What to work on:
Restate each entry word for word, leaving nothing out.
+++ Data in this exercise
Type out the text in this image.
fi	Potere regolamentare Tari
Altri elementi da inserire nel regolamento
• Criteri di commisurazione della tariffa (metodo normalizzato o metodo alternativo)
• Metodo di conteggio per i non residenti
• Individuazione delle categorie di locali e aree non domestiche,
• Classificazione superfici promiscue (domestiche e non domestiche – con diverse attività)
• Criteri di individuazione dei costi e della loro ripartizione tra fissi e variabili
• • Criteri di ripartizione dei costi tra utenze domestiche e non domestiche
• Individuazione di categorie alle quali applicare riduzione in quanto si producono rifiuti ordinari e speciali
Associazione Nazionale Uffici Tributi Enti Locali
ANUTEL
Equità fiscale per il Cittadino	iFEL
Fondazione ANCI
++++++
Response for this exercise:
Type out the text in this image.
fi	Potere regolamentare Tari
Altri elementi da inserire nel regolamento
• Criteri di commisurazione della tariffa (metodo normalizzato o metodo alternativo)
• Metodo di conteggio per i non residenti
• Individuazione delle categorie di locali e aree non domestiche,
• Classificazione superfici promiscue (domestiche e non domestiche – con diverse attività)
• Criteri di individuazione dei costi e della loro ripartizione tra fissi e variabili
• • Criteri di ripartizione dei costi tra utenze domestiche e non domestiche
• Individuazione di categorie alle quali applicare riduzione in quanto si producono rifiuti ordinari e speciali
Associazione Nazionale Uffici Tributi Enti Locali
ANUTEL
Equità fiscale per il Cittadino	iFEL
Fondazione ANCI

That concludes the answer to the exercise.